- _INSTRUCTION_
Among the lines of this listing, determine how many contain the string "change". Answer with the number only.

- _DATA PROVIDED_
● ● ●

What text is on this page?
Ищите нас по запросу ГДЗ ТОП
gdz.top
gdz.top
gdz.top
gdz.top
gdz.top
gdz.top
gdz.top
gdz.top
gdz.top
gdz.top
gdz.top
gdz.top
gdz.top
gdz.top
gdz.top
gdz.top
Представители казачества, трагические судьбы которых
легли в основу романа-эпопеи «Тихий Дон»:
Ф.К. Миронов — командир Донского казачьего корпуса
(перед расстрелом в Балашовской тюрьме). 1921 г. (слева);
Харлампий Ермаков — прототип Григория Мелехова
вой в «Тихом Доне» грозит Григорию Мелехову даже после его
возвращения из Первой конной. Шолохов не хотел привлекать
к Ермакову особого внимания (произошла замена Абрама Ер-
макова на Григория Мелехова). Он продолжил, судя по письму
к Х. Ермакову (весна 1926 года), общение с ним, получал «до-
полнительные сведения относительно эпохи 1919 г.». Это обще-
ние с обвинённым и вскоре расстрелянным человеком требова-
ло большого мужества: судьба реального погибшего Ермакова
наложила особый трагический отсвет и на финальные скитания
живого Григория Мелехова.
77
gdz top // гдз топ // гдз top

● ● ●

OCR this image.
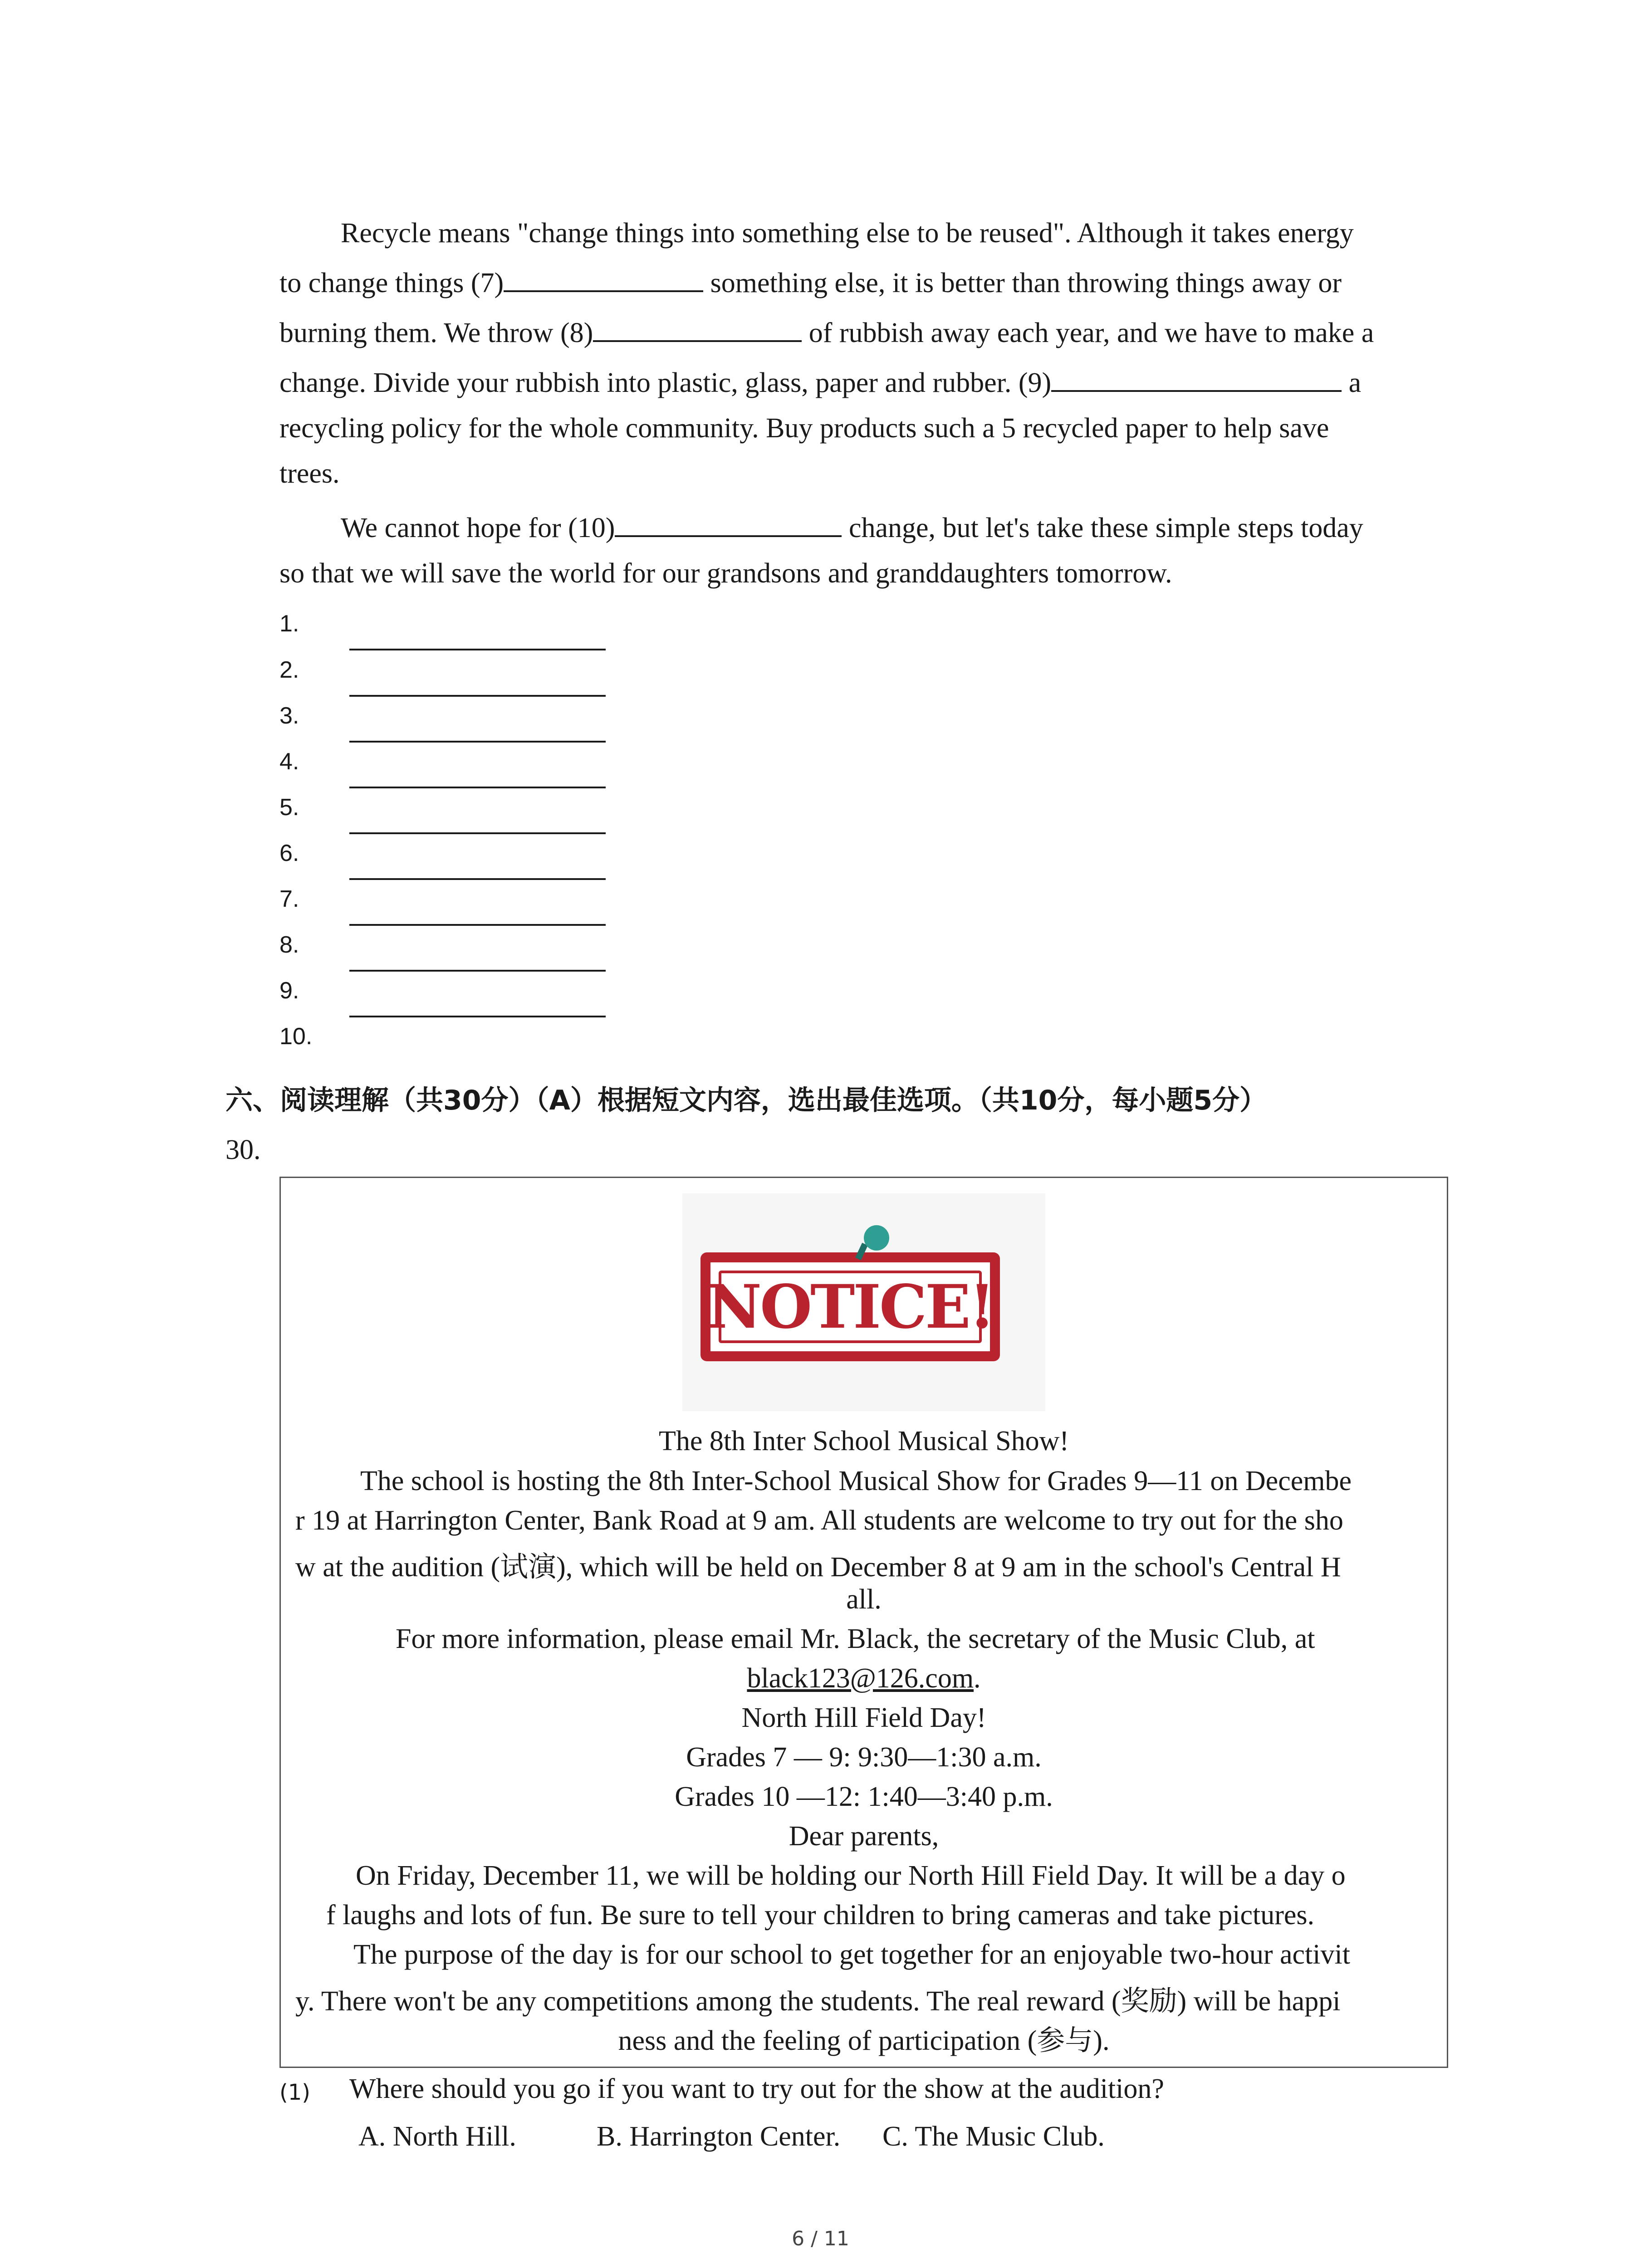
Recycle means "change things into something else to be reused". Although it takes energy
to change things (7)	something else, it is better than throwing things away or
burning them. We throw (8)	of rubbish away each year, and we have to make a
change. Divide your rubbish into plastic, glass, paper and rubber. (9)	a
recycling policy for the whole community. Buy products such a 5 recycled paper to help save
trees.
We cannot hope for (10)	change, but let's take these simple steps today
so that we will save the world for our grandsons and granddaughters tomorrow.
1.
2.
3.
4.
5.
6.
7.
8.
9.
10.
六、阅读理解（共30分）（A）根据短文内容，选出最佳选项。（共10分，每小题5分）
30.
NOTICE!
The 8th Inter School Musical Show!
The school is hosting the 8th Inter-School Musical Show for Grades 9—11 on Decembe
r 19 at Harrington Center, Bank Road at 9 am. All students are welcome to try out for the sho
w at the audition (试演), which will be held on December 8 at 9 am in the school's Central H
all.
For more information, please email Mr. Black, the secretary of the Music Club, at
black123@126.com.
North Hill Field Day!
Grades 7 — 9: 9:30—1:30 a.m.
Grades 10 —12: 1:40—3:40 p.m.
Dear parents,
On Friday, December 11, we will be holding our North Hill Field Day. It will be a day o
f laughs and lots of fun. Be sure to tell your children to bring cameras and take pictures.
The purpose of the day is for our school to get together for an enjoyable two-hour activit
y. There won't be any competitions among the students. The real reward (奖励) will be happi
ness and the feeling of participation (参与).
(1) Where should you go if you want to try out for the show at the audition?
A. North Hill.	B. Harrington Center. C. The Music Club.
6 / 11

● ● ●

- _TASK ANSWER_
4